>> Begin Information shown

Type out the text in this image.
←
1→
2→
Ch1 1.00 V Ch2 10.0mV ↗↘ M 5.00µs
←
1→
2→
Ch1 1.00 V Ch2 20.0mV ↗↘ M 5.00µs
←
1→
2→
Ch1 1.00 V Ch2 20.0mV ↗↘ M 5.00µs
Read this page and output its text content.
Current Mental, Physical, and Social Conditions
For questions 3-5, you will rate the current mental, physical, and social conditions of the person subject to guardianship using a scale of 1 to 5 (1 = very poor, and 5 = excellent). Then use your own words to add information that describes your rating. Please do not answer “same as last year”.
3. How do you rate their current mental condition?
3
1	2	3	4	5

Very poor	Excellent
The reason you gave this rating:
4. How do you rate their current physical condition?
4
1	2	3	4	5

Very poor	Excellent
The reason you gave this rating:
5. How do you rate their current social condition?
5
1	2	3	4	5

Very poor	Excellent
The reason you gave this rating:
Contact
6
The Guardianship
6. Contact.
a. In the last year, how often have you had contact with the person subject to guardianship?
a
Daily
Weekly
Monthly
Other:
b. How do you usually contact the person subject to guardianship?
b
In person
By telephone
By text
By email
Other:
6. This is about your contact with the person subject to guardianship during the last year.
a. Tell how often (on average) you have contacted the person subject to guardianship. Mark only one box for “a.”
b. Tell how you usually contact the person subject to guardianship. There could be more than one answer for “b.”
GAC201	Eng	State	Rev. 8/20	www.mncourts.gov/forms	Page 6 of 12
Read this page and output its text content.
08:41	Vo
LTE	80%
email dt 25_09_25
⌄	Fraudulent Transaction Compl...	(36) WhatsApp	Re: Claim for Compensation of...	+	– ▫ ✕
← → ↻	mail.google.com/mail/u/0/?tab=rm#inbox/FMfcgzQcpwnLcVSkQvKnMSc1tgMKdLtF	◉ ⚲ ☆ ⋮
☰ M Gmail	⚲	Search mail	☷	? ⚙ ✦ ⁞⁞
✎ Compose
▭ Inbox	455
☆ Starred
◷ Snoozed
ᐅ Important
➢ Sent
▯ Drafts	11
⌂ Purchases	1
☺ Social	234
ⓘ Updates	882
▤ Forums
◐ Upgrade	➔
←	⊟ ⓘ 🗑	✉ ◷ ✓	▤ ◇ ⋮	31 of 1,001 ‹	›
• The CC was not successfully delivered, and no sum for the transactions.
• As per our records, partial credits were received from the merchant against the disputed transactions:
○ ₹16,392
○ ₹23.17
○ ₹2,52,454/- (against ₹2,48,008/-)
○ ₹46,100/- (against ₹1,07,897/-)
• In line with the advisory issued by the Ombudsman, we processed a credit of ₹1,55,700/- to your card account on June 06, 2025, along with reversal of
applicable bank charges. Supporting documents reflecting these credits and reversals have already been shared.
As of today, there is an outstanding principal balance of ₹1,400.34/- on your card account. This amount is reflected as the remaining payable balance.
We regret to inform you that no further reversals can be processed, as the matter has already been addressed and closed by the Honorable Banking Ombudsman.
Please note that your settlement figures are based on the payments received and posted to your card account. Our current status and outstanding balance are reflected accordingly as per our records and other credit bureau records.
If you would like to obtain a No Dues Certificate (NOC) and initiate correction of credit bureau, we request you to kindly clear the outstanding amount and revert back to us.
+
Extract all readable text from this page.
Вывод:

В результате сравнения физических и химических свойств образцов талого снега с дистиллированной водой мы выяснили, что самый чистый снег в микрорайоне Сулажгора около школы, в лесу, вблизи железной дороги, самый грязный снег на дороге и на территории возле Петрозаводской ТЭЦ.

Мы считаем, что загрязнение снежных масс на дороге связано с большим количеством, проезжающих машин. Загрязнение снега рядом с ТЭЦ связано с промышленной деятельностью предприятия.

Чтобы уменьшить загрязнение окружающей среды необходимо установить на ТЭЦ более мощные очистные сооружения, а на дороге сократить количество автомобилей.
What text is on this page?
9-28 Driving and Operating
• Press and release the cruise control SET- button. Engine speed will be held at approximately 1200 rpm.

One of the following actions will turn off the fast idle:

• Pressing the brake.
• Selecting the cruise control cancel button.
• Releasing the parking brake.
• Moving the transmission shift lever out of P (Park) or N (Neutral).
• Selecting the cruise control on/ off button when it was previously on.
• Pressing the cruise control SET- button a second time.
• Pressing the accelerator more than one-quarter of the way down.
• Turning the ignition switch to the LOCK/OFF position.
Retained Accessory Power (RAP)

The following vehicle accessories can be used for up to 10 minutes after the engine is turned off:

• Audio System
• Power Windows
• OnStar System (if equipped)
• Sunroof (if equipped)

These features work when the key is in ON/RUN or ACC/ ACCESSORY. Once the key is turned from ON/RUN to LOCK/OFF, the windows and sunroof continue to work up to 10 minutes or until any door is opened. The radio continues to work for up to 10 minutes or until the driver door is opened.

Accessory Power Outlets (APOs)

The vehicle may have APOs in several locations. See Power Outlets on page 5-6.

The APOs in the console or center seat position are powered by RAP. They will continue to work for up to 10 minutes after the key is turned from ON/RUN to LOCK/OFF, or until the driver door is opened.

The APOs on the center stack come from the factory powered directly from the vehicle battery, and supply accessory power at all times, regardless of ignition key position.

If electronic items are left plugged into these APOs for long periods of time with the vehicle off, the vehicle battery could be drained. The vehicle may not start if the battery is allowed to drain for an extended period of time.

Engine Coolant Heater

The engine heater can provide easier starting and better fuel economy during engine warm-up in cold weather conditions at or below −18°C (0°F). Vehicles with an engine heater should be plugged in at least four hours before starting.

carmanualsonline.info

>> End Information shown

Stated task: Every record above must be duplicated exactly.

The result:
Type out the text in this image.
←
1→
2→
Ch1 1.00 V Ch2 10.0mV ↗↘ M 5.00µs
←
1→
2→
Ch1 1.00 V Ch2 20.0mV ↗↘ M 5.00µs
←
1→
2→
Ch1 1.00 V Ch2 20.0mV ↗↘ M 5.00µs
Read this page and output its text content.
Current Mental, Physical, and Social Conditions
For questions 3-5, you will rate the current mental, physical, and social conditions of the person subject to guardianship using a scale of 1 to 5 (1 = very poor, and 5 = excellent). Then use your own words to add information that describes your rating. Please do not answer “same as last year”.
3. How do you rate their current mental condition?
3
1	2	3	4	5

Very poor	Excellent
The reason you gave this rating:
4. How do you rate their current physical condition?
4
1	2	3	4	5

Very poor	Excellent
The reason you gave this rating:
5. How do you rate their current social condition?
5
1	2	3	4	5

Very poor	Excellent
The reason you gave this rating:
Contact
6
The Guardianship
6. Contact.
a. In the last year, how often have you had contact with the person subject to guardianship?
a
Daily
Weekly
Monthly
Other:
b. How do you usually contact the person subject to guardianship?
b
In person
By telephone
By text
By email
Other:
6. This is about your contact with the person subject to guardianship during the last year.
a. Tell how often (on average) you have contacted the person subject to guardianship. Mark only one box for “a.”
b. Tell how you usually contact the person subject to guardianship. There could be more than one answer for “b.”
GAC201	Eng	State	Rev. 8/20	www.mncourts.gov/forms	Page 6 of 12
Read this page and output its text content.
08:41	Vo
LTE	80%
email dt 25_09_25
⌄	Fraudulent Transaction Compl...	(36) WhatsApp	Re: Claim for Compensation of...	+	– ▫ ✕
← → ↻	mail.google.com/mail/u/0/?tab=rm#inbox/FMfcgzQcpwnLcVSkQvKnMSc1tgMKdLtF	◉ ⚲ ☆ ⋮
☰ M Gmail	⚲	Search mail	☷	? ⚙ ✦ ⁞⁞
✎ Compose
▭ Inbox	455
☆ Starred
◷ Snoozed
ᐅ Important
➢ Sent
▯ Drafts	11
⌂ Purchases	1
☺ Social	234
ⓘ Updates	882
▤ Forums
◐ Upgrade	➔
←	⊟ ⓘ 🗑	✉ ◷ ✓	▤ ◇ ⋮	31 of 1,001 ‹	›
• The CC was not successfully delivered, and no sum for the transactions.
• As per our records, partial credits were received from the merchant against the disputed transactions:
○ ₹16,392
○ ₹23.17
○ ₹2,52,454/- (against ₹2,48,008/-)
○ ₹46,100/- (against ₹1,07,897/-)
• In line with the advisory issued by the Ombudsman, we processed a credit of ₹1,55,700/- to your card account on June 06, 2025, along with reversal of
applicable bank charges. Supporting documents reflecting these credits and reversals have already been shared.
As of today, there is an outstanding principal balance of ₹1,400.34/- on your card account. This amount is reflected as the remaining payable balance.
We regret to inform you that no further reversals can be processed, as the matter has already been addressed and closed by the Honorable Banking Ombudsman.
Please note that your settlement figures are based on the payments received and posted to your card account. Our current status and outstanding balance are reflected accordingly as per our records and other credit bureau records.
If you would like to obtain a No Dues Certificate (NOC) and initiate correction of credit bureau, we request you to kindly clear the outstanding amount and revert back to us.
+
Extract all readable text from this page.
Вывод:

В результате сравнения физических и химических свойств образцов талого снега с дистиллированной водой мы выяснили, что самый чистый снег в микрорайоне Сулажгора около школы, в лесу, вблизи железной дороги, самый грязный снег на дороге и на территории возле Петрозаводской ТЭЦ.

Мы считаем, что загрязнение снежных масс на дороге связано с большим количеством, проезжающих машин. Загрязнение снега рядом с ТЭЦ связано с промышленной деятельностью предприятия.

Чтобы уменьшить загрязнение окружающей среды необходимо установить на ТЭЦ более мощные очистные сооружения, а на дороге сократить количество автомобилей.
What text is on this page?
9-28 Driving and Operating
• Press and release the cruise control SET- button. Engine speed will be held at approximately 1200 rpm.

One of the following actions will turn off the fast idle:

• Pressing the brake.
• Selecting the cruise control cancel button.
• Releasing the parking brake.
• Moving the transmission shift lever out of P (Park) or N (Neutral).
• Selecting the cruise control on/ off button when it was previously on.
• Pressing the cruise control SET- button a second time.
• Pressing the accelerator more than one-quarter of the way down.
• Turning the ignition switch to the LOCK/OFF position.
Retained Accessory Power (RAP)

The following vehicle accessories can be used for up to 10 minutes after the engine is turned off:

• Audio System
• Power Windows
• OnStar System (if equipped)
• Sunroof (if equipped)

These features work when the key is in ON/RUN or ACC/ ACCESSORY. Once the key is turned from ON/RUN to LOCK/OFF, the windows and sunroof continue to work up to 10 minutes or until any door is opened. The radio continues to work for up to 10 minutes or until the driver door is opened.

Accessory Power Outlets (APOs)

The vehicle may have APOs in several locations. See Power Outlets on page 5-6.

The APOs in the console or center seat position are powered by RAP. They will continue to work for up to 10 minutes after the key is turned from ON/RUN to LOCK/OFF, or until the driver door is opened.

The APOs on the center stack come from the factory powered directly from the vehicle battery, and supply accessory power at all times, regardless of ignition key position.

If electronic items are left plugged into these APOs for long periods of time with the vehicle off, the vehicle battery could be drained. The vehicle may not start if the battery is allowed to drain for an extended period of time.

Engine Coolant Heater

The engine heater can provide easier starting and better fuel economy during engine warm-up in cold weather conditions at or below −18°C (0°F). Vehicles with an engine heater should be plugged in at least four hours before starting.

carmanualsonline.info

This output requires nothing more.